— Provided data —

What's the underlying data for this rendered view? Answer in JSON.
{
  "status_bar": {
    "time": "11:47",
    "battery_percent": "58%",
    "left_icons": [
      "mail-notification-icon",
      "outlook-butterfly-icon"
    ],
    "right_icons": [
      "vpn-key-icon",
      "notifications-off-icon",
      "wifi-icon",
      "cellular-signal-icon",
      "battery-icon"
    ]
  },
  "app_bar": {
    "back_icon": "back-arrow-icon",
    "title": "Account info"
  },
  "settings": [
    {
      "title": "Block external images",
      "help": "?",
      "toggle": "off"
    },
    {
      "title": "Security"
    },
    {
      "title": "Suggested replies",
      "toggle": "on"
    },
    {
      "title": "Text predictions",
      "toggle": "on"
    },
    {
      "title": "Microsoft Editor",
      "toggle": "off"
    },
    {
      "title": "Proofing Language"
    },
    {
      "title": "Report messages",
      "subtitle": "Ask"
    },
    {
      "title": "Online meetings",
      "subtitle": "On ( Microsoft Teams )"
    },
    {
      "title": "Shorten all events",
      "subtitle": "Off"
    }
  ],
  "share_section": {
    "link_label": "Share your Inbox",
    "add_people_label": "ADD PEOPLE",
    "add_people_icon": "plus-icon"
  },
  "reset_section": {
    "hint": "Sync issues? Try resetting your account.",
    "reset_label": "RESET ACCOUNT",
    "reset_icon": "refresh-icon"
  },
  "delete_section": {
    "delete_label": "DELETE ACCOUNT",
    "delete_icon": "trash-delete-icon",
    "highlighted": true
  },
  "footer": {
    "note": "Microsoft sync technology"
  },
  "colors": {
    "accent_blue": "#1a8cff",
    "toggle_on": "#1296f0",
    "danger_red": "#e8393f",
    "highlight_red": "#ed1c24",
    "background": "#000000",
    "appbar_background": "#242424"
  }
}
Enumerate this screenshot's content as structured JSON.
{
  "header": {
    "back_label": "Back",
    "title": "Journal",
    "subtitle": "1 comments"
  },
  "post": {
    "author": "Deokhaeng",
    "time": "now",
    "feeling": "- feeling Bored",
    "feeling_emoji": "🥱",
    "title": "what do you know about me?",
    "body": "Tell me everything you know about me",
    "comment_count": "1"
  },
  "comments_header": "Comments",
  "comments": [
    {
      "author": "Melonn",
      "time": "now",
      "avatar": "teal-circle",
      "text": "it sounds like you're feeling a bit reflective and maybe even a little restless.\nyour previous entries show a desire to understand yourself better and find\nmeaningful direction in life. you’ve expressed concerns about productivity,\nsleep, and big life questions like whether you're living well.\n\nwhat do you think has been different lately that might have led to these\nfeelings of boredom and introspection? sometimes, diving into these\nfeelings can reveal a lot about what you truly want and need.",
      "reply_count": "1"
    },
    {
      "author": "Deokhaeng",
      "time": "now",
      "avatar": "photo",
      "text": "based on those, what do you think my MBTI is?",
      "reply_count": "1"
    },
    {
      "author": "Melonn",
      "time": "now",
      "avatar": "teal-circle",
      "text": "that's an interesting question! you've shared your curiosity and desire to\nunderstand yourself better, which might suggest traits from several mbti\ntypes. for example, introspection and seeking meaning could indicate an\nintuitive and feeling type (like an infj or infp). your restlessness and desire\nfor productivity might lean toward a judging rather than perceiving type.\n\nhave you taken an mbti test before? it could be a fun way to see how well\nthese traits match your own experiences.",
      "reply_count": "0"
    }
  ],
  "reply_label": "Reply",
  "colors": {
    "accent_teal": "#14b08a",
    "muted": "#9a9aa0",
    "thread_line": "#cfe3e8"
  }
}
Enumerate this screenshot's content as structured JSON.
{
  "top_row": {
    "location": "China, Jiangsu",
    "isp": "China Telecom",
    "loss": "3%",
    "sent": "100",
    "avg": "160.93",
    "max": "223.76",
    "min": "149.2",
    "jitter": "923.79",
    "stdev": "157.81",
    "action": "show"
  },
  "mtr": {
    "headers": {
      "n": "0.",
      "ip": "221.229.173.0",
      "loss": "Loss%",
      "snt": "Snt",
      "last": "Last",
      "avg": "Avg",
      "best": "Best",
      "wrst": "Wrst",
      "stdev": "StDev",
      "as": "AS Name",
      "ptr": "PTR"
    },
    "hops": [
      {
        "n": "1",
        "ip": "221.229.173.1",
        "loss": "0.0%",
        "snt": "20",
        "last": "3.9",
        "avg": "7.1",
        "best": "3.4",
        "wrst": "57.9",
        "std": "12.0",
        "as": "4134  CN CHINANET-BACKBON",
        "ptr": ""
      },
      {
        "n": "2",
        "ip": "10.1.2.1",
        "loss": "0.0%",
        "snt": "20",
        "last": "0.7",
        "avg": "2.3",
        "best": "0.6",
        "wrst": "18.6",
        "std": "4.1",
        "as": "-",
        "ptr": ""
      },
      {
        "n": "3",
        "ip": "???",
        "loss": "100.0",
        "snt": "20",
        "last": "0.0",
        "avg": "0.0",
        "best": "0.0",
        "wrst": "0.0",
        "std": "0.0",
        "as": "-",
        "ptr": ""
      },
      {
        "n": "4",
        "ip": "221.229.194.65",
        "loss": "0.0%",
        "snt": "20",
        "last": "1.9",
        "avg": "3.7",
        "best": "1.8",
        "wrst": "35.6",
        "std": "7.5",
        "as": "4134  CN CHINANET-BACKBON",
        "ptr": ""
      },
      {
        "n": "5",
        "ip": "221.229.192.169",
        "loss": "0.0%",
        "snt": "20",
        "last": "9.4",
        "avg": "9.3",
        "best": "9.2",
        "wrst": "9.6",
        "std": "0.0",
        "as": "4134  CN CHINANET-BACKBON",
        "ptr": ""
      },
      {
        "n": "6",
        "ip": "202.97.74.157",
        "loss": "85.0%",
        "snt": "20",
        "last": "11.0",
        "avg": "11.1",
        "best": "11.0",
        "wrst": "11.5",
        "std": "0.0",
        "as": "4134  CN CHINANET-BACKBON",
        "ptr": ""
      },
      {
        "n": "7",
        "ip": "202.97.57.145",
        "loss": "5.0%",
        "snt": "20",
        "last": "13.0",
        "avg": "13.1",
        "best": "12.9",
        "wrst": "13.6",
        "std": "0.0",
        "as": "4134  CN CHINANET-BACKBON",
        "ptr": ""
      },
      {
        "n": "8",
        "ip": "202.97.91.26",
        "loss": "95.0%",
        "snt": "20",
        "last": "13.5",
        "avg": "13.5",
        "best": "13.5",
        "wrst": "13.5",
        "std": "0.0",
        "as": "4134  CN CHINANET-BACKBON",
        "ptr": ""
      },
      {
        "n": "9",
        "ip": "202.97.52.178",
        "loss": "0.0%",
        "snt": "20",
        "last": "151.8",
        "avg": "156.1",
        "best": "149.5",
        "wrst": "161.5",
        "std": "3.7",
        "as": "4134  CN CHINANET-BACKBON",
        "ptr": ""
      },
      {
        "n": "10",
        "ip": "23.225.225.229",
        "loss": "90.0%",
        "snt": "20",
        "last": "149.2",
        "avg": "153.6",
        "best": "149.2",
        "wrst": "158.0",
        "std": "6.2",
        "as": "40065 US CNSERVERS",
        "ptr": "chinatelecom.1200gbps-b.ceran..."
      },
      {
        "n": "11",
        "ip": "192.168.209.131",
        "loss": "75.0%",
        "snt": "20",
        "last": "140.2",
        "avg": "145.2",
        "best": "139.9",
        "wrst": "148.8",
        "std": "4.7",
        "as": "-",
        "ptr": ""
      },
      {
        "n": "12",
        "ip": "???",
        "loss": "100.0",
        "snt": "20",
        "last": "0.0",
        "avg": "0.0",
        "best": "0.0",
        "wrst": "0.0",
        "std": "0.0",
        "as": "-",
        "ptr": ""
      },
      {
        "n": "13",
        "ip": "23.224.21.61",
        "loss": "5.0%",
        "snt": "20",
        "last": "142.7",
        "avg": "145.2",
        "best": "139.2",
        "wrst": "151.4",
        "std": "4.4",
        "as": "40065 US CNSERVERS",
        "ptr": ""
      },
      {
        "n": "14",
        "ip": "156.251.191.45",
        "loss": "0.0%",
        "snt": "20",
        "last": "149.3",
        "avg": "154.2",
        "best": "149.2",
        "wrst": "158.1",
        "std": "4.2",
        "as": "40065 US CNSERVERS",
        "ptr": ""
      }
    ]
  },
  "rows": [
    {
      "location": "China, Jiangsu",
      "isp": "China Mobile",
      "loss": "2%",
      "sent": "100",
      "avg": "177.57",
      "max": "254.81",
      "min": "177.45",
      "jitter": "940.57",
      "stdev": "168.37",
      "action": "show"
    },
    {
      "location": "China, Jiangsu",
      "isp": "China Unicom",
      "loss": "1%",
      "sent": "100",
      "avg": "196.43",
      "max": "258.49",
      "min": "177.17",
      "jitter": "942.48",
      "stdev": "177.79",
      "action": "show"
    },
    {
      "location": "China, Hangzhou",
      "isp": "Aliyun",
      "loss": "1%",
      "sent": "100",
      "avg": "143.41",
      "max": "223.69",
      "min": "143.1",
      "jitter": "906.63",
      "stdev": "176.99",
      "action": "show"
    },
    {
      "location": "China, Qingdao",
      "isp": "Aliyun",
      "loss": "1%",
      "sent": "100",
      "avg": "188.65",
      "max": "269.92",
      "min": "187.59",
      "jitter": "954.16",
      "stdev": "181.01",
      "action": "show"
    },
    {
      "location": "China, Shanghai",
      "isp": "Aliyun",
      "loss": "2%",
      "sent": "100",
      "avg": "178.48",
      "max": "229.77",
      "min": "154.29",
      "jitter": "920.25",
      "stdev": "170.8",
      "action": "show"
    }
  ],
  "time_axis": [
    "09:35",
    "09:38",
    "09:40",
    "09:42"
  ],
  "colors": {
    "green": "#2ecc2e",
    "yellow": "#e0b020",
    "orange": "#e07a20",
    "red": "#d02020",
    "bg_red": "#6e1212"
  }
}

— What is required —
Using the listing above, locate the lines that hold "stdev" and copy each one.

— Exercise output —
    "stdev": "157.81",
      "stdev": "StDev",
      "stdev": "168.37",
      "stdev": "177.79",
      "stdev": "176.99",
      "stdev": "181.01",
      "stdev": "170.8",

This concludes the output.